**Goal**
The listing must be reproduced in full, exactly as it stands.

* Begin Task inputs *

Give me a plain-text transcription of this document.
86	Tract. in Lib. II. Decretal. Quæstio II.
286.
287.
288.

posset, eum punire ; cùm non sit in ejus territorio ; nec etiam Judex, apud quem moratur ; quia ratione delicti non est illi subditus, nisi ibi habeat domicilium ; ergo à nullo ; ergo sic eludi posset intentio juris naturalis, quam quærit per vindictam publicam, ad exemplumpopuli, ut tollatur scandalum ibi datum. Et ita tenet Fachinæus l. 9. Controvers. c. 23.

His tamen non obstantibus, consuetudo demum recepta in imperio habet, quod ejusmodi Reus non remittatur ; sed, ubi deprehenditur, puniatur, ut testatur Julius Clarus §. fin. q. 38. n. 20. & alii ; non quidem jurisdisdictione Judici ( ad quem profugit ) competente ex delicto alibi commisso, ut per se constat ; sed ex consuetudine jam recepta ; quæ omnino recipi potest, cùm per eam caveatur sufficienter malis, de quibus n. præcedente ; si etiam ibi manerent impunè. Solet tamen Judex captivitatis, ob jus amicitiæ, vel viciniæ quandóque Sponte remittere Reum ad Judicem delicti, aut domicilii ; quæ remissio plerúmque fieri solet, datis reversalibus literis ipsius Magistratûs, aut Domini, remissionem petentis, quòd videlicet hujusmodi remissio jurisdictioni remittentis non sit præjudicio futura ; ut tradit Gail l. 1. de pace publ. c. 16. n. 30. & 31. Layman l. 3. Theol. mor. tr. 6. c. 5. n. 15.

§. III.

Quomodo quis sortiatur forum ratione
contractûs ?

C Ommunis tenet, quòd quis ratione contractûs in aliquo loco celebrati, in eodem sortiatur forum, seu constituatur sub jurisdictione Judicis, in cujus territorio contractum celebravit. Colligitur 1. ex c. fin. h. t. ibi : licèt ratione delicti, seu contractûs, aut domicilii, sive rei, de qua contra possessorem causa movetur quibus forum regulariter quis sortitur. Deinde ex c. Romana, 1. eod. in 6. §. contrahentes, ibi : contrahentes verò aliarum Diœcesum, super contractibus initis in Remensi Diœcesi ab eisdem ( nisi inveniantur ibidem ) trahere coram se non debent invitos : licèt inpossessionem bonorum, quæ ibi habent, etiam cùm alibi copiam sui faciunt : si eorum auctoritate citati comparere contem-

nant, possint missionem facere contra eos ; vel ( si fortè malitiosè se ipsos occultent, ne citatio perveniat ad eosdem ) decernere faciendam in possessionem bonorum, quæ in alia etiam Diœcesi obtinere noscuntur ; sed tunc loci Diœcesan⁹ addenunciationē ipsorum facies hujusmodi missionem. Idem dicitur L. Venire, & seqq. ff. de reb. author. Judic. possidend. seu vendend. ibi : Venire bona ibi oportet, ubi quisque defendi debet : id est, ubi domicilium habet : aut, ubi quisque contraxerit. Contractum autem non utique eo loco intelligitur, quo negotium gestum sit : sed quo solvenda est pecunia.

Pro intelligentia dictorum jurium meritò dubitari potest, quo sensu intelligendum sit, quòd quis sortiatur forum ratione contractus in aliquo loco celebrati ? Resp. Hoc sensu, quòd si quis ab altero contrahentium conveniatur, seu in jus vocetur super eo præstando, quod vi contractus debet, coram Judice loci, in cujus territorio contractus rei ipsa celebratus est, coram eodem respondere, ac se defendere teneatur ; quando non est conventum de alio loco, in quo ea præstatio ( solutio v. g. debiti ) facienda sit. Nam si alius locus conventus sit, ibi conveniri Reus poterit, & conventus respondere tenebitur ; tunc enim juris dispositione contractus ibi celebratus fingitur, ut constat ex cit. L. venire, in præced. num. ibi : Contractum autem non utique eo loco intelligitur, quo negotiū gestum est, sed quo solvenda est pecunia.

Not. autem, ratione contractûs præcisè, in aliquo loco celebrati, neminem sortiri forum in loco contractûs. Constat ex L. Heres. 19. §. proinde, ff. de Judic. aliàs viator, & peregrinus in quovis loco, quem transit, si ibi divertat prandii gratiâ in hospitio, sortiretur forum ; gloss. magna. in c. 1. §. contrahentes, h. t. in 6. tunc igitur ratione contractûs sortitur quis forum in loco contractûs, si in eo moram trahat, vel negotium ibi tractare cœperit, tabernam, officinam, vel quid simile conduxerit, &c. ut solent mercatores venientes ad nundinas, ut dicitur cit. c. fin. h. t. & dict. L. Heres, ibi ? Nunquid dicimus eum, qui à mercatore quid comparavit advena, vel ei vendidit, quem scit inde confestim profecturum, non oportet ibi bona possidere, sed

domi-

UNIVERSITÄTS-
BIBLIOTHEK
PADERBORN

* End Task inputs *

**Response below**
Give me a plain-text transcription of this document.
86	Tract. in Lib. II. Decretal. Quæstio II.
286.
287.
288.

posset, eum punire ; cùm non sit in ejus territorio ; nec etiam Judex, apud quem moratur ; quia ratione delicti non est illi subditus, nisi ibi habeat domicilium ; ergo à nullo ; ergo sic eludi posset intentio juris naturalis, quam quærit per vindictam publicam, ad exemplumpopuli, ut tollatur scandalum ibi datum. Et ita tenet Fachinæus l. 9. Controvers. c. 23.

His tamen non obstantibus, consuetudo demum recepta in imperio habet, quod ejusmodi Reus non remittatur ; sed, ubi deprehenditur, puniatur, ut testatur Julius Clarus §. fin. q. 38. n. 20. & alii ; non quidem jurisdisdictione Judici ( ad quem profugit ) competente ex delicto alibi commisso, ut per se constat ; sed ex consuetudine jam recepta ; quæ omnino recipi potest, cùm per eam caveatur sufficienter malis, de quibus n. præcedente ; si etiam ibi manerent impunè. Solet tamen Judex captivitatis, ob jus amicitiæ, vel viciniæ quandóque Sponte remittere Reum ad Judicem delicti, aut domicilii ; quæ remissio plerúmque fieri solet, datis reversalibus literis ipsius Magistratûs, aut Domini, remissionem petentis, quòd videlicet hujusmodi remissio jurisdictioni remittentis non sit præjudicio futura ; ut tradit Gail l. 1. de pace publ. c. 16. n. 30. & 31. Layman l. 3. Theol. mor. tr. 6. c. 5. n. 15.

§. III.

Quomodo quis sortiatur forum ratione
contractûs ?

C Ommunis tenet, quòd quis ratione contractûs in aliquo loco celebrati, in eodem sortiatur forum, seu constituatur sub jurisdictione Judicis, in cujus territorio contractum celebravit. Colligitur 1. ex c. fin. h. t. ibi : licèt ratione delicti, seu contractûs, aut domicilii, sive rei, de qua contra possessorem causa movetur quibus forum regulariter quis sortitur. Deinde ex c. Romana, 1. eod. in 6. §. contrahentes, ibi : contrahentes verò aliarum Diœcesum, super contractibus initis in Remensi Diœcesi ab eisdem ( nisi inveniantur ibidem ) trahere coram se non debent invitos : licèt inpossessionem bonorum, quæ ibi habent, etiam cùm alibi copiam sui faciunt : si eorum auctoritate citati comparere contem-

nant, possint missionem facere contra eos ; vel ( si fortè malitiosè se ipsos occultent, ne citatio perveniat ad eosdem ) decernere faciendam in possessionem bonorum, quæ in alia etiam Diœcesi obtinere noscuntur ; sed tunc loci Diœcesan⁹ addenunciationē ipsorum facies hujusmodi missionem. Idem dicitur L. Venire, & seqq. ff. de reb. author. Judic. possidend. seu vendend. ibi : Venire bona ibi oportet, ubi quisque defendi debet : id est, ubi domicilium habet : aut, ubi quisque contraxerit. Contractum autem non utique eo loco intelligitur, quo negotium gestum sit : sed quo solvenda est pecunia.

Pro intelligentia dictorum jurium meritò dubitari potest, quo sensu intelligendum sit, quòd quis sortiatur forum ratione contractus in aliquo loco celebrati ? Resp. Hoc sensu, quòd si quis ab altero contrahentium conveniatur, seu in jus vocetur super eo præstando, quod vi contractus debet, coram Judice loci, in cujus territorio contractus rei ipsa celebratus est, coram eodem respondere, ac se defendere teneatur ; quando non est conventum de alio loco, in quo ea præstatio ( solutio v. g. debiti ) facienda sit. Nam si alius locus conventus sit, ibi conveniri Reus poterit, & conventus respondere tenebitur ; tunc enim juris dispositione contractus ibi celebratus fingitur, ut constat ex cit. L. venire, in præced. num. ibi : Contractum autem non utique eo loco intelligitur, quo negotiū gestum est, sed quo solvenda est pecunia.

Not. autem, ratione contractûs præcisè, in aliquo loco celebrati, neminem sortiri forum in loco contractûs. Constat ex L. Heres. 19. §. proinde, ff. de Judic. aliàs viator, & peregrinus in quovis loco, quem transit, si ibi divertat prandii gratiâ in hospitio, sortiretur forum ; gloss. magna. in c. 1. §. contrahentes, h. t. in 6. tunc igitur ratione contractûs sortitur quis forum in loco contractûs, si in eo moram trahat, vel negotium ibi tractare cœperit, tabernam, officinam, vel quid simile conduxerit, &c. ut solent mercatores venientes ad nundinas, ut dicitur cit. c. fin. h. t. & dict. L. Heres, ibi ? Nunquid dicimus eum, qui à mercatore quid comparavit advena, vel ei vendidit, quem scit inde confestim profecturum, non oportet ibi bona possidere, sed

domi-

UNIVERSITÄTS-
BIBLIOTHEK
PADERBORN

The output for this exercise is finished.